##### DATA TO USE #####

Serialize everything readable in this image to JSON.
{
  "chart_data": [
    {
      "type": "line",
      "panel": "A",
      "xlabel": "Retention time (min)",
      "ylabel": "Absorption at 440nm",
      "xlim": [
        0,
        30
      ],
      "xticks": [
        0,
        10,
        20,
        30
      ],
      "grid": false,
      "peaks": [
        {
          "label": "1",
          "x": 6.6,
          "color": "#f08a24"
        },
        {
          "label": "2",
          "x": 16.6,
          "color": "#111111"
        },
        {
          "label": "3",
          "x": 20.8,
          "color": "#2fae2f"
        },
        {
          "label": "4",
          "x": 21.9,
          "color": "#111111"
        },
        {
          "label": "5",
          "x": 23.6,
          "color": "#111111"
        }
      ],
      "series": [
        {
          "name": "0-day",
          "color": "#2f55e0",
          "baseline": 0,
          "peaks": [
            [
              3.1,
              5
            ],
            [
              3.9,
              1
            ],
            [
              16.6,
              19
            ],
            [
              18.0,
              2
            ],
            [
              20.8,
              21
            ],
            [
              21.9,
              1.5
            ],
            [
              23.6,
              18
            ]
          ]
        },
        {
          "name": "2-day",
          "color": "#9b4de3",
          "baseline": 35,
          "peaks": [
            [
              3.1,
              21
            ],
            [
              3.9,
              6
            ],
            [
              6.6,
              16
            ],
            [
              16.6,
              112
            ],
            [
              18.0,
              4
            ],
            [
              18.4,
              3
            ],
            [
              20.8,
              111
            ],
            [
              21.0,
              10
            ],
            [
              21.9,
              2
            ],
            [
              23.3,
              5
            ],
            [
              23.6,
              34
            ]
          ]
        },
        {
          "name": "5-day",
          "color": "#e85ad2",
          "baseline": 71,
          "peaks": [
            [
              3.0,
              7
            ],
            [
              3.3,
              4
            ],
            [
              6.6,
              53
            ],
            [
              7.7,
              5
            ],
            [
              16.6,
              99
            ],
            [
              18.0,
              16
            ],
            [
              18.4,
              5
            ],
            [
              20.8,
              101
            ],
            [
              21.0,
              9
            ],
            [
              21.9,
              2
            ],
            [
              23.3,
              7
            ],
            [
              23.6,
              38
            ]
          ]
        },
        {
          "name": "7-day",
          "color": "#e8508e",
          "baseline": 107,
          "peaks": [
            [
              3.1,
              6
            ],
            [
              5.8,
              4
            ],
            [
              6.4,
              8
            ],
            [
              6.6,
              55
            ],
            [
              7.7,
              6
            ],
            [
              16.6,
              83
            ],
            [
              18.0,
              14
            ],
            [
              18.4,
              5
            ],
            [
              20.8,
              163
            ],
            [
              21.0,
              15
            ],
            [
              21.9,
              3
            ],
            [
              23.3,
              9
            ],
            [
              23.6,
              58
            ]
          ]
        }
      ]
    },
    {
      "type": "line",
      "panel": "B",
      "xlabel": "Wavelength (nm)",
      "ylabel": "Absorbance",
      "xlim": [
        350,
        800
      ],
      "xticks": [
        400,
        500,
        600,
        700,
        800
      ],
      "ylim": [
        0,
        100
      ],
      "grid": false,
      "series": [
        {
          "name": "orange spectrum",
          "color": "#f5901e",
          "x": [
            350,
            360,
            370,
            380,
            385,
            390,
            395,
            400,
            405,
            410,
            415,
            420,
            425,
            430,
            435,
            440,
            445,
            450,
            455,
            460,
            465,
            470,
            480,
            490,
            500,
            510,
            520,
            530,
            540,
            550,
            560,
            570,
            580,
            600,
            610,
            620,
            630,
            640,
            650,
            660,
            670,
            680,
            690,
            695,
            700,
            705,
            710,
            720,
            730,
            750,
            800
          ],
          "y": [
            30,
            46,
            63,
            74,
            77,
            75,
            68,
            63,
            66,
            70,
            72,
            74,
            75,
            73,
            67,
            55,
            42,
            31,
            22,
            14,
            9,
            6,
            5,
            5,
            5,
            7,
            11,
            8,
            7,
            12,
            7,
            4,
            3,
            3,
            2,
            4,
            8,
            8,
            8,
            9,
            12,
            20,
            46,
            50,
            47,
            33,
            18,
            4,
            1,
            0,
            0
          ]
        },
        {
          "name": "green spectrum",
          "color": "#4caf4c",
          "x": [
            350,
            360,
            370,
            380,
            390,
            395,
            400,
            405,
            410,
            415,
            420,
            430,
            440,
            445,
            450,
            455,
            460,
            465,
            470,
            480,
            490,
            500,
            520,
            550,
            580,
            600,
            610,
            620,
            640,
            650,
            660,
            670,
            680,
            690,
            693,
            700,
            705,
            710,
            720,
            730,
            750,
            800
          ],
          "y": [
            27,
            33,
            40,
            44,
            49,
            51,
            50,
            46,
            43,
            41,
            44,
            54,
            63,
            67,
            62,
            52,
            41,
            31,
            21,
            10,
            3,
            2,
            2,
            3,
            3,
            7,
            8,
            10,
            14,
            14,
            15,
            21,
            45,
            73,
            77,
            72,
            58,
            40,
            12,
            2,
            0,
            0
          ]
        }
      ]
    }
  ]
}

#####

__WHAT YOU WILL DO__. Select every line where the word "name" occurs.

__ANSWER TO THIS TASK__.
          "name": "0-day",
          "name": "2-day",
          "name": "5-day",
          "name": "7-day",
          "name": "orange spectrum",
          "name": "green spectrum",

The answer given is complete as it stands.